<<<<

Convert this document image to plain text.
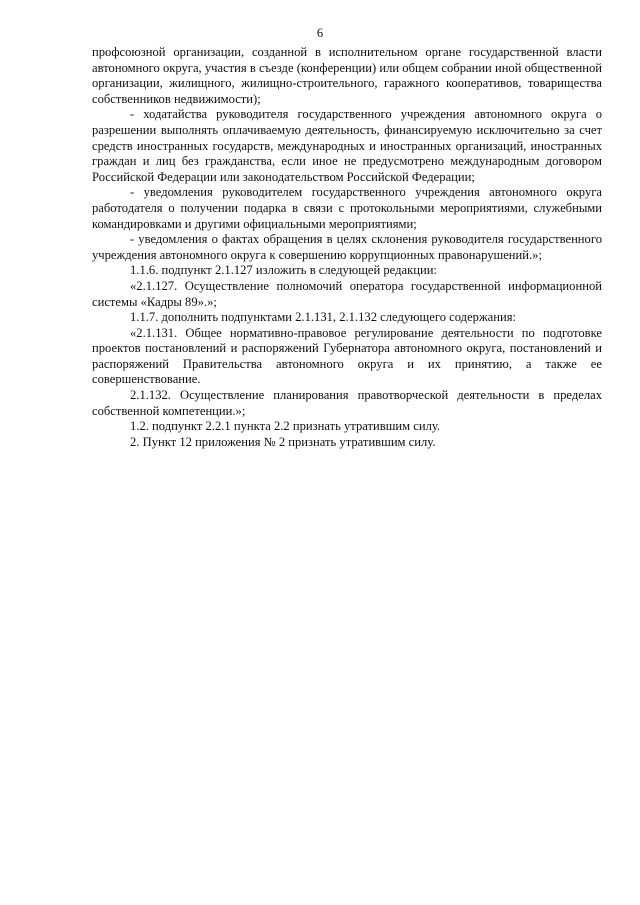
6

профсоюзной организации, созданной в исполнительном органе государственной власти автономного округа, участия в съезде (конференции) или общем собрании иной общественной организации, жилищного, жилищно-строительного, гаражного кооперативов, товарищества собственников недвижимости);

- ходатайства руководителя государственного учреждения автономного округа о разрешении выполнять оплачиваемую деятельность, финансируемую исключительно за счет средств иностранных государств, международных и иностранных организаций, иностранных граждан и лиц без гражданства, если иное не предусмотрено международным договором Российской Федерации или законодательством Российской Федерации;

- уведомления руководителем государственного учреждения автономного округа работодателя о получении подарка в связи с протокольными мероприятиями, служебными командировками и другими официальными мероприятиями;

- уведомления о фактах обращения в целях склонения руководителя государственного учреждения автономного округа к совершению коррупционных правонарушений.»;

1.1.6. подпункт 2.1.127 изложить в следующей редакции:

«2.1.127. Осуществление полномочий оператора государственной информационной системы «Кадры 89».»;

1.1.7. дополнить подпунктами 2.1.131, 2.1.132 следующего содержания:

«2.1.131. Общее нормативно-правовое регулирование деятельности по подготовке проектов постановлений и распоряжений Губернатора автономного округа, постановлений и распоряжений Правительства автономного округа и их принятию, а также ее совершенствование.

2.1.132. Осуществление планирования правотворческой деятельности в пределах собственной компетенции.»;

1.2. подпункт 2.2.1 пункта 2.2 признать утратившим силу.

2. Пункт 12 приложения № 2 признать утратившим силу.
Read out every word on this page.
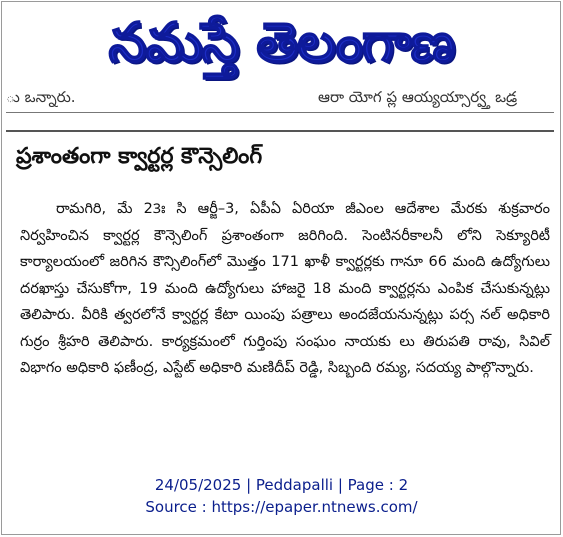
నమస్తే తెలంగాణ
ు ఒన్నారు.	ఆరా యోగ ప్ల ఆయ్యయ్సార్వ్త ఒడ్ర
ప్రశాంతంగా క్వార్టర్ల కౌన్సెలింగ్

రామగిరి, మే 23ః సి ఆర్జీ–3, ఏపీఏ ఏరియా జీఎంల ఆదేశాల మేరకు శుక్రవారం నిర్వహించిన క్వార్టర్ల కౌన్సెలింగ్ ప్రశాంతంగా జరిగింది. సెంటినరీకాలనీ లోని సెక్యూరిటీ కార్యాలయంలో జరిగిన కౌన్సిలింగ్‌లో మొత్తం 171 ఖాళీ క్వార్టర్లకు గానూ 66 మంది ఉద్యోగులు దరఖాస్తు చేసుకోగా, 19 మంది ఉద్యోగులు హాజరై 18 మంది క్వార్టర్లను ఎంపిక చేసుకున్నట్లు తెలిపారు. వీరికి త్వరలోనే క్వార్టర్ల కేటా యింపు పత్రాలు అందజేయనున్నట్లు పర్స నల్ అధికారి గుర్రం శ్రీహరి తెలిపారు. కార్యక్రమంలో గుర్తింపు సంఘం నాయకు లు తిరుపతి రావు, సివిల్ విభాగం అధికారి ఫణీంద్ర, ఎస్టేట్ అధికారి మణిదీప్ రెడ్డి, సిబ్బంది రమ్య, సదయ్య పాల్గొన్నారు.

24/05/2025 | Peddapalli | Page : 2
Source : https://epaper.ntnews.com/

>>>>

**Direction:**
Transcribe every line from the records above without alteration, and leave out the images.

**Worked answer:**
Convert this document image to plain text.
6

профсоюзной организации, созданной в исполнительном органе государственной власти автономного округа, участия в съезде (конференции) или общем собрании иной общественной организации, жилищного, жилищно-строительного, гаражного кооперативов, товарищества собственников недвижимости);

- ходатайства руководителя государственного учреждения автономного округа о разрешении выполнять оплачиваемую деятельность, финансируемую исключительно за счет средств иностранных государств, международных и иностранных организаций, иностранных граждан и лиц без гражданства, если иное не предусмотрено международным договором Российской Федерации или законодательством Российской Федерации;

- уведомления руководителем государственного учреждения автономного округа работодателя о получении подарка в связи с протокольными мероприятиями, служебными командировками и другими официальными мероприятиями;

- уведомления о фактах обращения в целях склонения руководителя государственного учреждения автономного округа к совершению коррупционных правонарушений.»;

1.1.6. подпункт 2.1.127 изложить в следующей редакции:

«2.1.127. Осуществление полномочий оператора государственной информационной системы «Кадры 89».»;

1.1.7. дополнить подпунктами 2.1.131, 2.1.132 следующего содержания:

«2.1.131. Общее нормативно-правовое регулирование деятельности по подготовке проектов постановлений и распоряжений Губернатора автономного округа, постановлений и распоряжений Правительства автономного округа и их принятию, а также ее совершенствование.

2.1.132. Осуществление планирования правотворческой деятельности в пределах собственной компетенции.»;

1.2. подпункт 2.2.1 пункта 2.2 признать утратившим силу.

2. Пункт 12 приложения № 2 признать утратившим силу.
Read out every word on this page.
నమస్తే తెలంగాణ
ు ఒన్నారు.	ఆరా యోగ ప్ల ఆయ్యయ్సార్వ్త ఒడ్ర
ప్రశాంతంగా క్వార్టర్ల కౌన్సెలింగ్

రామగిరి, మే 23ః సి ఆర్జీ–3, ఏపీఏ ఏరియా జీఎంల ఆదేశాల మేరకు శుక్రవారం నిర్వహించిన క్వార్టర్ల కౌన్సెలింగ్ ప్రశాంతంగా జరిగింది. సెంటినరీకాలనీ లోని సెక్యూరిటీ కార్యాలయంలో జరిగిన కౌన్సిలింగ్‌లో మొత్తం 171 ఖాళీ క్వార్టర్లకు గానూ 66 మంది ఉద్యోగులు దరఖాస్తు చేసుకోగా, 19 మంది ఉద్యోగులు హాజరై 18 మంది క్వార్టర్లను ఎంపిక చేసుకున్నట్లు తెలిపారు. వీరికి త్వరలోనే క్వార్టర్ల కేటా యింపు పత్రాలు అందజేయనున్నట్లు పర్స నల్ అధికారి గుర్రం శ్రీహరి తెలిపారు. కార్యక్రమంలో గుర్తింపు సంఘం నాయకు లు తిరుపతి రావు, సివిల్ విభాగం అధికారి ఫణీంద్ర, ఎస్టేట్ అధికారి మణిదీప్ రెడ్డి, సిబ్బంది రమ్య, సదయ్య పాల్గొన్నారు.

24/05/2025 | Peddapalli | Page : 2
Source : https://epaper.ntnews.com/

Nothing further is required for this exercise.